SHORT PROBLEM
Repeat the lines below exactly as they appear, but leave out the images.

PROVIDED MATERIAL
/---

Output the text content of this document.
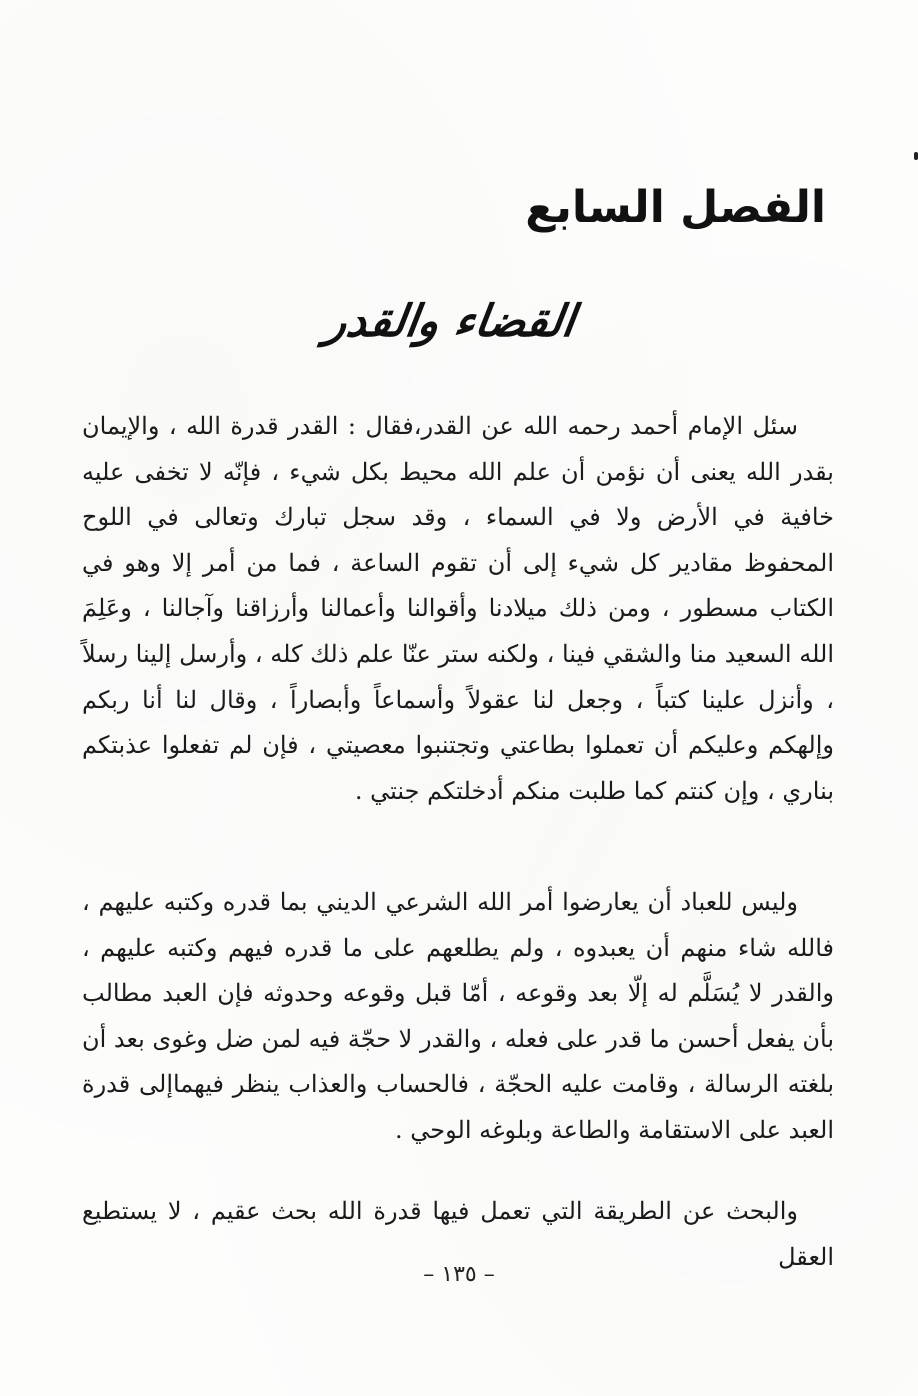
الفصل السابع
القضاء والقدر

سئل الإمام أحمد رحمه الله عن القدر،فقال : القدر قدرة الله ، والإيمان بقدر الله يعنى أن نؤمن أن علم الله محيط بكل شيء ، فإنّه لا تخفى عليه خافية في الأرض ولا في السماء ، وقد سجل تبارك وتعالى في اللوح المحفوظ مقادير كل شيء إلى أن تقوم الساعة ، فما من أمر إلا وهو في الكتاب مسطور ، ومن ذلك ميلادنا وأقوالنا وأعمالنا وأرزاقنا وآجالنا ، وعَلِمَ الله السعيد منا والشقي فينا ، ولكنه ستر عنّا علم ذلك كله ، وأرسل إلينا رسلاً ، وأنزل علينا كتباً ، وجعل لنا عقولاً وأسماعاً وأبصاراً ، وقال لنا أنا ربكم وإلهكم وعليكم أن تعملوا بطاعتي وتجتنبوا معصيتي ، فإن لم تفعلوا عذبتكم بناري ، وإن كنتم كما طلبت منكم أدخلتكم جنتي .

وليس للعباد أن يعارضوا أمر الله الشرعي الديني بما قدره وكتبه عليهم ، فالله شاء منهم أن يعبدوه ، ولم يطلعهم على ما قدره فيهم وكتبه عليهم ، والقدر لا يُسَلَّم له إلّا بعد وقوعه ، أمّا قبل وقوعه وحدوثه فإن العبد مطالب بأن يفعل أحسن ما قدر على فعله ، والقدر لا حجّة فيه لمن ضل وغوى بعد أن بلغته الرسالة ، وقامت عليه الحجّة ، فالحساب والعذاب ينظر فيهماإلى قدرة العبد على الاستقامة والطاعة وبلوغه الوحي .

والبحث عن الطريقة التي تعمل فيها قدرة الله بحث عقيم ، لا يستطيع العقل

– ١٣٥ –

\---

RESPONSE TO THE EXERCISE
Output the text content of this document.
الفصل السابع
القضاء والقدر

سئل الإمام أحمد رحمه الله عن القدر،فقال : القدر قدرة الله ، والإيمان بقدر الله يعنى أن نؤمن أن علم الله محيط بكل شيء ، فإنّه لا تخفى عليه خافية في الأرض ولا في السماء ، وقد سجل تبارك وتعالى في اللوح المحفوظ مقادير كل شيء إلى أن تقوم الساعة ، فما من أمر إلا وهو في الكتاب مسطور ، ومن ذلك ميلادنا وأقوالنا وأعمالنا وأرزاقنا وآجالنا ، وعَلِمَ الله السعيد منا والشقي فينا ، ولكنه ستر عنّا علم ذلك كله ، وأرسل إلينا رسلاً ، وأنزل علينا كتباً ، وجعل لنا عقولاً وأسماعاً وأبصاراً ، وقال لنا أنا ربكم وإلهكم وعليكم أن تعملوا بطاعتي وتجتنبوا معصيتي ، فإن لم تفعلوا عذبتكم بناري ، وإن كنتم كما طلبت منكم أدخلتكم جنتي .

وليس للعباد أن يعارضوا أمر الله الشرعي الديني بما قدره وكتبه عليهم ، فالله شاء منهم أن يعبدوه ، ولم يطلعهم على ما قدره فيهم وكتبه عليهم ، والقدر لا يُسَلَّم له إلّا بعد وقوعه ، أمّا قبل وقوعه وحدوثه فإن العبد مطالب بأن يفعل أحسن ما قدر على فعله ، والقدر لا حجّة فيه لمن ضل وغوى بعد أن بلغته الرسالة ، وقامت عليه الحجّة ، فالحساب والعذاب ينظر فيهماإلى قدرة العبد على الاستقامة والطاعة وبلوغه الوحي .

والبحث عن الطريقة التي تعمل فيها قدرة الله بحث عقيم ، لا يستطيع العقل

– ١٣٥ –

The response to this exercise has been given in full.